--- Begin MATERIAL SUPPLIED ---

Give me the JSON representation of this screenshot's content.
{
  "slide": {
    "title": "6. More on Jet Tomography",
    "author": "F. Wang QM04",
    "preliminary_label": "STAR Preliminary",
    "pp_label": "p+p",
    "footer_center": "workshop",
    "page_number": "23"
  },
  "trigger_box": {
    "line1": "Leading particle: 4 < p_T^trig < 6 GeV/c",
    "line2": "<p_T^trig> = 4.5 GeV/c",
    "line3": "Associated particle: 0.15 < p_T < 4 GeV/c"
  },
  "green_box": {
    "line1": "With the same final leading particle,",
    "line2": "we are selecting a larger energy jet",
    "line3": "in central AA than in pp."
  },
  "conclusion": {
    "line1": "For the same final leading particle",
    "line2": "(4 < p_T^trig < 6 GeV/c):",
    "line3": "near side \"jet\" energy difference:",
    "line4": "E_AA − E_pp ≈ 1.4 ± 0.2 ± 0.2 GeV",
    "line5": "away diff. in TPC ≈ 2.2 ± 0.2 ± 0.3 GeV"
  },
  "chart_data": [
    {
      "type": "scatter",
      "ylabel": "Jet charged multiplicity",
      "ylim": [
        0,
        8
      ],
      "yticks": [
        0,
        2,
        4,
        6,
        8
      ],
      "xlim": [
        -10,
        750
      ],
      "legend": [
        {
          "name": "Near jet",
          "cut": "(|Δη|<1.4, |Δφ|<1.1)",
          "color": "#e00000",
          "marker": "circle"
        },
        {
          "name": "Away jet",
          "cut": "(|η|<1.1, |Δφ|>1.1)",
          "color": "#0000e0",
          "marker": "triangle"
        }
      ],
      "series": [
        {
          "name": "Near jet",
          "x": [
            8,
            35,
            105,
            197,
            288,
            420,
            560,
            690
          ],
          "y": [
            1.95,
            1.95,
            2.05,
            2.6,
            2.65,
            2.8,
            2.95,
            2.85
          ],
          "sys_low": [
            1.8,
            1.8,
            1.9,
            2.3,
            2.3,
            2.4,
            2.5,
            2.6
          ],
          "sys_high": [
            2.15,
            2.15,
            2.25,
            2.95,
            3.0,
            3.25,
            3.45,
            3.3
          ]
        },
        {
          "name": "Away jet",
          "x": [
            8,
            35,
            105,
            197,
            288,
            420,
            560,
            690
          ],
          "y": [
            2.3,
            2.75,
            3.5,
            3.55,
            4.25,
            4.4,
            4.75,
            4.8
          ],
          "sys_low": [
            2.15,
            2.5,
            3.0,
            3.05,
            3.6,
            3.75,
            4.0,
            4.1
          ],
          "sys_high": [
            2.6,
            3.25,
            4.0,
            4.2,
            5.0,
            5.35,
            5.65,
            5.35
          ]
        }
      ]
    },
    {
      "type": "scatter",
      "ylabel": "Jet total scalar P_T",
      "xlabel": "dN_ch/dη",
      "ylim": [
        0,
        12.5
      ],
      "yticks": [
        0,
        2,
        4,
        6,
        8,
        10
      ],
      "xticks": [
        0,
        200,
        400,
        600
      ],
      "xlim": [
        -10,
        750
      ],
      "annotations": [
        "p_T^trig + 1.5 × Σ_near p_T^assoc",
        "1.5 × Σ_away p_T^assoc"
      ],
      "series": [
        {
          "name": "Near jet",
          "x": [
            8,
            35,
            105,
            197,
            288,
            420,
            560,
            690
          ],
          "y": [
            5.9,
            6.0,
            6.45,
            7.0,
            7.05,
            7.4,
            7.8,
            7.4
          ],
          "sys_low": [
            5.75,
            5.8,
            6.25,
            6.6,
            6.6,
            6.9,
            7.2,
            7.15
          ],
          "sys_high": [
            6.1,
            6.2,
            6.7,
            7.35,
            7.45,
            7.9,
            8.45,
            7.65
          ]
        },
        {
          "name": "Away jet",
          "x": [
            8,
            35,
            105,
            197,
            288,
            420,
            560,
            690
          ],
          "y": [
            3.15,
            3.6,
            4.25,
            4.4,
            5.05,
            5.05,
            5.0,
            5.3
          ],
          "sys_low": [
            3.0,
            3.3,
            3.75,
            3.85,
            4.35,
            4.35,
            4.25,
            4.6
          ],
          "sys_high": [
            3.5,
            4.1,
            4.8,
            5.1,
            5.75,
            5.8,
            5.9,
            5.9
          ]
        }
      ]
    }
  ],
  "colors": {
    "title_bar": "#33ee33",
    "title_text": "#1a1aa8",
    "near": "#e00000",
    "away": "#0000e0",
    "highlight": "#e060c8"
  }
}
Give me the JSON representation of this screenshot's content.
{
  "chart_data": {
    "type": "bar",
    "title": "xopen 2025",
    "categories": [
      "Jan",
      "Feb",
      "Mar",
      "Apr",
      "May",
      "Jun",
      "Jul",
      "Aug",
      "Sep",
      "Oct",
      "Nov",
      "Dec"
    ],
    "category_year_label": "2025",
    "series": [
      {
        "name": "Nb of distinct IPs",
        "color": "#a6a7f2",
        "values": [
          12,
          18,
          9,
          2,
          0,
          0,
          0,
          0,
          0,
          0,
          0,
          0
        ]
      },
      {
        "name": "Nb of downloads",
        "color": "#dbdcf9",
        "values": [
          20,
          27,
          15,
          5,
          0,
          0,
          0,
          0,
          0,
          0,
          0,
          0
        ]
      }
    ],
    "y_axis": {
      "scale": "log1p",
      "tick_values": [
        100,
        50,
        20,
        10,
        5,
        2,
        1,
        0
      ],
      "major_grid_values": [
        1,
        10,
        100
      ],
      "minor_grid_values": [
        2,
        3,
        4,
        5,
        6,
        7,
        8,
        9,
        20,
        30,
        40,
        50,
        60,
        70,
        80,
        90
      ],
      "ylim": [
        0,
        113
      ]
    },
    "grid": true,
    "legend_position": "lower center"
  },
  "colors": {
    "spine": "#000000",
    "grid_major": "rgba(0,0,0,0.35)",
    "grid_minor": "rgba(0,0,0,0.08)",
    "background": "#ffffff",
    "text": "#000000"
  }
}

--- End MATERIAL SUPPLIED ---

* [WHAT IS REQUIRED]:
Please reproduce each line exactly as written.

* [TASK RESULT]:
Give me the JSON representation of this screenshot's content.
{
  "slide": {
    "title": "6. More on Jet Tomography",
    "author": "F. Wang QM04",
    "preliminary_label": "STAR Preliminary",
    "pp_label": "p+p",
    "footer_center": "workshop",
    "page_number": "23"
  },
  "trigger_box": {
    "line1": "Leading particle: 4 < p_T^trig < 6 GeV/c",
    "line2": "<p_T^trig> = 4.5 GeV/c",
    "line3": "Associated particle: 0.15 < p_T < 4 GeV/c"
  },
  "green_box": {
    "line1": "With the same final leading particle,",
    "line2": "we are selecting a larger energy jet",
    "line3": "in central AA than in pp."
  },
  "conclusion": {
    "line1": "For the same final leading particle",
    "line2": "(4 < p_T^trig < 6 GeV/c):",
    "line3": "near side \"jet\" energy difference:",
    "line4": "E_AA − E_pp ≈ 1.4 ± 0.2 ± 0.2 GeV",
    "line5": "away diff. in TPC ≈ 2.2 ± 0.2 ± 0.3 GeV"
  },
  "chart_data": [
    {
      "type": "scatter",
      "ylabel": "Jet charged multiplicity",
      "ylim": [
        0,
        8
      ],
      "yticks": [
        0,
        2,
        4,
        6,
        8
      ],
      "xlim": [
        -10,
        750
      ],
      "legend": [
        {
          "name": "Near jet",
          "cut": "(|Δη|<1.4, |Δφ|<1.1)",
          "color": "#e00000",
          "marker": "circle"
        },
        {
          "name": "Away jet",
          "cut": "(|η|<1.1, |Δφ|>1.1)",
          "color": "#0000e0",
          "marker": "triangle"
        }
      ],
      "series": [
        {
          "name": "Near jet",
          "x": [
            8,
            35,
            105,
            197,
            288,
            420,
            560,
            690
          ],
          "y": [
            1.95,
            1.95,
            2.05,
            2.6,
            2.65,
            2.8,
            2.95,
            2.85
          ],
          "sys_low": [
            1.8,
            1.8,
            1.9,
            2.3,
            2.3,
            2.4,
            2.5,
            2.6
          ],
          "sys_high": [
            2.15,
            2.15,
            2.25,
            2.95,
            3.0,
            3.25,
            3.45,
            3.3
          ]
        },
        {
          "name": "Away jet",
          "x": [
            8,
            35,
            105,
            197,
            288,
            420,
            560,
            690
          ],
          "y": [
            2.3,
            2.75,
            3.5,
            3.55,
            4.25,
            4.4,
            4.75,
            4.8
          ],
          "sys_low": [
            2.15,
            2.5,
            3.0,
            3.05,
            3.6,
            3.75,
            4.0,
            4.1
          ],
          "sys_high": [
            2.6,
            3.25,
            4.0,
            4.2,
            5.0,
            5.35,
            5.65,
            5.35
          ]
        }
      ]
    },
    {
      "type": "scatter",
      "ylabel": "Jet total scalar P_T",
      "xlabel": "dN_ch/dη",
      "ylim": [
        0,
        12.5
      ],
      "yticks": [
        0,
        2,
        4,
        6,
        8,
        10
      ],
      "xticks": [
        0,
        200,
        400,
        600
      ],
      "xlim": [
        -10,
        750
      ],
      "annotations": [
        "p_T^trig + 1.5 × Σ_near p_T^assoc",
        "1.5 × Σ_away p_T^assoc"
      ],
      "series": [
        {
          "name": "Near jet",
          "x": [
            8,
            35,
            105,
            197,
            288,
            420,
            560,
            690
          ],
          "y": [
            5.9,
            6.0,
            6.45,
            7.0,
            7.05,
            7.4,
            7.8,
            7.4
          ],
          "sys_low": [
            5.75,
            5.8,
            6.25,
            6.6,
            6.6,
            6.9,
            7.2,
            7.15
          ],
          "sys_high": [
            6.1,
            6.2,
            6.7,
            7.35,
            7.45,
            7.9,
            8.45,
            7.65
          ]
        },
        {
          "name": "Away jet",
          "x": [
            8,
            35,
            105,
            197,
            288,
            420,
            560,
            690
          ],
          "y": [
            3.15,
            3.6,
            4.25,
            4.4,
            5.05,
            5.05,
            5.0,
            5.3
          ],
          "sys_low": [
            3.0,
            3.3,
            3.75,
            3.85,
            4.35,
            4.35,
            4.25,
            4.6
          ],
          "sys_high": [
            3.5,
            4.1,
            4.8,
            5.1,
            5.75,
            5.8,
            5.9,
            5.9
          ]
        }
      ]
    }
  ],
  "colors": {
    "title_bar": "#33ee33",
    "title_text": "#1a1aa8",
    "near": "#e00000",
    "away": "#0000e0",
    "highlight": "#e060c8"
  }
}
Give me the JSON representation of this screenshot's content.
{
  "chart_data": {
    "type": "bar",
    "title": "xopen 2025",
    "categories": [
      "Jan",
      "Feb",
      "Mar",
      "Apr",
      "May",
      "Jun",
      "Jul",
      "Aug",
      "Sep",
      "Oct",
      "Nov",
      "Dec"
    ],
    "category_year_label": "2025",
    "series": [
      {
        "name": "Nb of distinct IPs",
        "color": "#a6a7f2",
        "values": [
          12,
          18,
          9,
          2,
          0,
          0,
          0,
          0,
          0,
          0,
          0,
          0
        ]
      },
      {
        "name": "Nb of downloads",
        "color": "#dbdcf9",
        "values": [
          20,
          27,
          15,
          5,
          0,
          0,
          0,
          0,
          0,
          0,
          0,
          0
        ]
      }
    ],
    "y_axis": {
      "scale": "log1p",
      "tick_values": [
        100,
        50,
        20,
        10,
        5,
        2,
        1,
        0
      ],
      "major_grid_values": [
        1,
        10,
        100
      ],
      "minor_grid_values": [
        2,
        3,
        4,
        5,
        6,
        7,
        8,
        9,
        20,
        30,
        40,
        50,
        60,
        70,
        80,
        90
      ],
      "ylim": [
        0,
        113
      ]
    },
    "grid": true,
    "legend_position": "lower center"
  },
  "colors": {
    "spine": "#000000",
    "grid_major": "rgba(0,0,0,0.35)",
    "grid_minor": "rgba(0,0,0,0.08)",
    "background": "#ffffff",
    "text": "#000000"
  }
}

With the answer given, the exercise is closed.